- **What you are asked to do**:
Can you reproduce the data beneath, keeping every line exact?

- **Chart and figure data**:
^^^^
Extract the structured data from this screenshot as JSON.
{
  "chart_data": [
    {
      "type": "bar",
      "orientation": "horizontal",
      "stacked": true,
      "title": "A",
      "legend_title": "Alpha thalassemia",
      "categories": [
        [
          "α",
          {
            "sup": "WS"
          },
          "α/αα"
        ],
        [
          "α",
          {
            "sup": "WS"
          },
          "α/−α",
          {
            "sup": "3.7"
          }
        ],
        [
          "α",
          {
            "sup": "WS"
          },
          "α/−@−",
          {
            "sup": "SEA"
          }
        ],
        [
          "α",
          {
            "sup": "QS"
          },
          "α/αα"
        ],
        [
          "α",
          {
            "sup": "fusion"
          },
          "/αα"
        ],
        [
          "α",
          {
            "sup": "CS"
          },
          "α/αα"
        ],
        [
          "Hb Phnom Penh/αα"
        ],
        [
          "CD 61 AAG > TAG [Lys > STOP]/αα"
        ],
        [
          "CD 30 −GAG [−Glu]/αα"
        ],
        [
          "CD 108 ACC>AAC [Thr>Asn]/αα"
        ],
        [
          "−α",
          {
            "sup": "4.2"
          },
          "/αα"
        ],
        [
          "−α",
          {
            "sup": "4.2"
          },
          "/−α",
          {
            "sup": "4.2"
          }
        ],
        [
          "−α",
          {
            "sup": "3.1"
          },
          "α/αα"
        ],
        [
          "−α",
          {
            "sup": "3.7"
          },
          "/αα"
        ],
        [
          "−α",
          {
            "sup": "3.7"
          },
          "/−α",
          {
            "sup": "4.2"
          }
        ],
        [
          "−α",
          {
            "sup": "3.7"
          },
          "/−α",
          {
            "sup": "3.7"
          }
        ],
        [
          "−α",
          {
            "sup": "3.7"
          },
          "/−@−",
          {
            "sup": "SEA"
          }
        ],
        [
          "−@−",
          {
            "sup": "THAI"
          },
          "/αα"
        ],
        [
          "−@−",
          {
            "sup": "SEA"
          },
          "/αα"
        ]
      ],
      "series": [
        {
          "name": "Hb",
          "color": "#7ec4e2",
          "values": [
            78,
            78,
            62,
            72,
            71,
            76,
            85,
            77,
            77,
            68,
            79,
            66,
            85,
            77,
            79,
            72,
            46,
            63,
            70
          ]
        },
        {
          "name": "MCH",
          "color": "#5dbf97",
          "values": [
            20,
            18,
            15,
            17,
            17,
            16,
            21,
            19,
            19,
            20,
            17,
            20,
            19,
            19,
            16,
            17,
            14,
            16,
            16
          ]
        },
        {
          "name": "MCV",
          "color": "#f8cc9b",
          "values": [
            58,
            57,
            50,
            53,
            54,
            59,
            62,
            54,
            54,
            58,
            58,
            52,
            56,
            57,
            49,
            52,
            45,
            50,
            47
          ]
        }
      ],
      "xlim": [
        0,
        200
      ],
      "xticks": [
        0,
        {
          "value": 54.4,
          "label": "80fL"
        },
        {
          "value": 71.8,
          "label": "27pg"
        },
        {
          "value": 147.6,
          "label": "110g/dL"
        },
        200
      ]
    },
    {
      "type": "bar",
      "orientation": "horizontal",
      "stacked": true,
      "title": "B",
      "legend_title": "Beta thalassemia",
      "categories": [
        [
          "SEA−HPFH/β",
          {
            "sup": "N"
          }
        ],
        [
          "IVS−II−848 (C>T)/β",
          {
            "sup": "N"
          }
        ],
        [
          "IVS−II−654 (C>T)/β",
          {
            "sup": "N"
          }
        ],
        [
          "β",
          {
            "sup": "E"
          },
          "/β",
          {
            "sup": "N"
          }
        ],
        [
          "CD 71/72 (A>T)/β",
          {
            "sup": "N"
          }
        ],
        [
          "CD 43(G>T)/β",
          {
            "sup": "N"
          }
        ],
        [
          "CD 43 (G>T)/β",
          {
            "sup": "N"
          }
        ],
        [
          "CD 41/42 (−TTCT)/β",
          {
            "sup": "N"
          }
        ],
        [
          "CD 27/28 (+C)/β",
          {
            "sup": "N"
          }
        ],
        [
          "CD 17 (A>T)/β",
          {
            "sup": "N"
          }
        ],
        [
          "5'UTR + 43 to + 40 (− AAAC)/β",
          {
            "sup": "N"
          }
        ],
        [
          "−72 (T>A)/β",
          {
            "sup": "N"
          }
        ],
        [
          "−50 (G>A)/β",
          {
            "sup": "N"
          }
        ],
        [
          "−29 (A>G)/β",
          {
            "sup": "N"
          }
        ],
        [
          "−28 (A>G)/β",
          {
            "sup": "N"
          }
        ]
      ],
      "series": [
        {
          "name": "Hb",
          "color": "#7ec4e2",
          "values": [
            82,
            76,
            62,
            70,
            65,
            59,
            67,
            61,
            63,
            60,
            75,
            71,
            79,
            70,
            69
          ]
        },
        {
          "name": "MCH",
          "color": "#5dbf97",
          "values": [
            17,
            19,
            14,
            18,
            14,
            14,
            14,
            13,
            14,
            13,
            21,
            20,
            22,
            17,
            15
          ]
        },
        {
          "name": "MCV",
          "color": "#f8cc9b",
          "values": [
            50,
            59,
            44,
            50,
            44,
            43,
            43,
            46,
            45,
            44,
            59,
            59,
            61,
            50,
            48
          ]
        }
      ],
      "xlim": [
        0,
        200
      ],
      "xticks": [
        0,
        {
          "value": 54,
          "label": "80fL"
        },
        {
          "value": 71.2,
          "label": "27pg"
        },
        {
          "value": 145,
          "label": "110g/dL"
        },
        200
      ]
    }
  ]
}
^^^^
- **Task response**:
Extract the structured data from this screenshot as JSON.
{
  "chart_data": [
    {
      "type": "bar",
      "orientation": "horizontal",
      "stacked": true,
      "title": "A",
      "legend_title": "Alpha thalassemia",
      "categories": [
        [
          "α",
          {
            "sup": "WS"
          },
          "α/αα"
        ],
        [
          "α",
          {
            "sup": "WS"
          },
          "α/−α",
          {
            "sup": "3.7"
          }
        ],
        [
          "α",
          {
            "sup": "WS"
          },
          "α/−@−",
          {
            "sup": "SEA"
          }
        ],
        [
          "α",
          {
            "sup": "QS"
          },
          "α/αα"
        ],
        [
          "α",
          {
            "sup": "fusion"
          },
          "/αα"
        ],
        [
          "α",
          {
            "sup": "CS"
          },
          "α/αα"
        ],
        [
          "Hb Phnom Penh/αα"
        ],
        [
          "CD 61 AAG > TAG [Lys > STOP]/αα"
        ],
        [
          "CD 30 −GAG [−Glu]/αα"
        ],
        [
          "CD 108 ACC>AAC [Thr>Asn]/αα"
        ],
        [
          "−α",
          {
            "sup": "4.2"
          },
          "/αα"
        ],
        [
          "−α",
          {
            "sup": "4.2"
          },
          "/−α",
          {
            "sup": "4.2"
          }
        ],
        [
          "−α",
          {
            "sup": "3.1"
          },
          "α/αα"
        ],
        [
          "−α",
          {
            "sup": "3.7"
          },
          "/αα"
        ],
        [
          "−α",
          {
            "sup": "3.7"
          },
          "/−α",
          {
            "sup": "4.2"
          }
        ],
        [
          "−α",
          {
            "sup": "3.7"
          },
          "/−α",
          {
            "sup": "3.7"
          }
        ],
        [
          "−α",
          {
            "sup": "3.7"
          },
          "/−@−",
          {
            "sup": "SEA"
          }
        ],
        [
          "−@−",
          {
            "sup": "THAI"
          },
          "/αα"
        ],
        [
          "−@−",
          {
            "sup": "SEA"
          },
          "/αα"
        ]
      ],
      "series": [
        {
          "name": "Hb",
          "color": "#7ec4e2",
          "values": [
            78,
            78,
            62,
            72,
            71,
            76,
            85,
            77,
            77,
            68,
            79,
            66,
            85,
            77,
            79,
            72,
            46,
            63,
            70
          ]
        },
        {
          "name": "MCH",
          "color": "#5dbf97",
          "values": [
            20,
            18,
            15,
            17,
            17,
            16,
            21,
            19,
            19,
            20,
            17,
            20,
            19,
            19,
            16,
            17,
            14,
            16,
            16
          ]
        },
        {
          "name": "MCV",
          "color": "#f8cc9b",
          "values": [
            58,
            57,
            50,
            53,
            54,
            59,
            62,
            54,
            54,
            58,
            58,
            52,
            56,
            57,
            49,
            52,
            45,
            50,
            47
          ]
        }
      ],
      "xlim": [
        0,
        200
      ],
      "xticks": [
        0,
        {
          "value": 54.4,
          "label": "80fL"
        },
        {
          "value": 71.8,
          "label": "27pg"
        },
        {
          "value": 147.6,
          "label": "110g/dL"
        },
        200
      ]
    },
    {
      "type": "bar",
      "orientation": "horizontal",
      "stacked": true,
      "title": "B",
      "legend_title": "Beta thalassemia",
      "categories": [
        [
          "SEA−HPFH/β",
          {
            "sup": "N"
          }
        ],
        [
          "IVS−II−848 (C>T)/β",
          {
            "sup": "N"
          }
        ],
        [
          "IVS−II−654 (C>T)/β",
          {
            "sup": "N"
          }
        ],
        [
          "β",
          {
            "sup": "E"
          },
          "/β",
          {
            "sup": "N"
          }
        ],
        [
          "CD 71/72 (A>T)/β",
          {
            "sup": "N"
          }
        ],
        [
          "CD 43(G>T)/β",
          {
            "sup": "N"
          }
        ],
        [
          "CD 43 (G>T)/β",
          {
            "sup": "N"
          }
        ],
        [
          "CD 41/42 (−TTCT)/β",
          {
            "sup": "N"
          }
        ],
        [
          "CD 27/28 (+C)/β",
          {
            "sup": "N"
          }
        ],
        [
          "CD 17 (A>T)/β",
          {
            "sup": "N"
          }
        ],
        [
          "5'UTR + 43 to + 40 (− AAAC)/β",
          {
            "sup": "N"
          }
        ],
        [
          "−72 (T>A)/β",
          {
            "sup": "N"
          }
        ],
        [
          "−50 (G>A)/β",
          {
            "sup": "N"
          }
        ],
        [
          "−29 (A>G)/β",
          {
            "sup": "N"
          }
        ],
        [
          "−28 (A>G)/β",
          {
            "sup": "N"
          }
        ]
      ],
      "series": [
        {
          "name": "Hb",
          "color": "#7ec4e2",
          "values": [
            82,
            76,
            62,
            70,
            65,
            59,
            67,
            61,
            63,
            60,
            75,
            71,
            79,
            70,
            69
          ]
        },
        {
          "name": "MCH",
          "color": "#5dbf97",
          "values": [
            17,
            19,
            14,
            18,
            14,
            14,
            14,
            13,
            14,
            13,
            21,
            20,
            22,
            17,
            15
          ]
        },
        {
          "name": "MCV",
          "color": "#f8cc9b",
          "values": [
            50,
            59,
            44,
            50,
            44,
            43,
            43,
            46,
            45,
            44,
            59,
            59,
            61,
            50,
            48
          ]
        }
      ],
      "xlim": [
        0,
        200
      ],
      "xticks": [
        0,
        {
          "value": 54,
          "label": "80fL"
        },
        {
          "value": 71.2,
          "label": "27pg"
        },
        {
          "value": 145,
          "label": "110g/dL"
        },
        200
      ]
    }
  ]
}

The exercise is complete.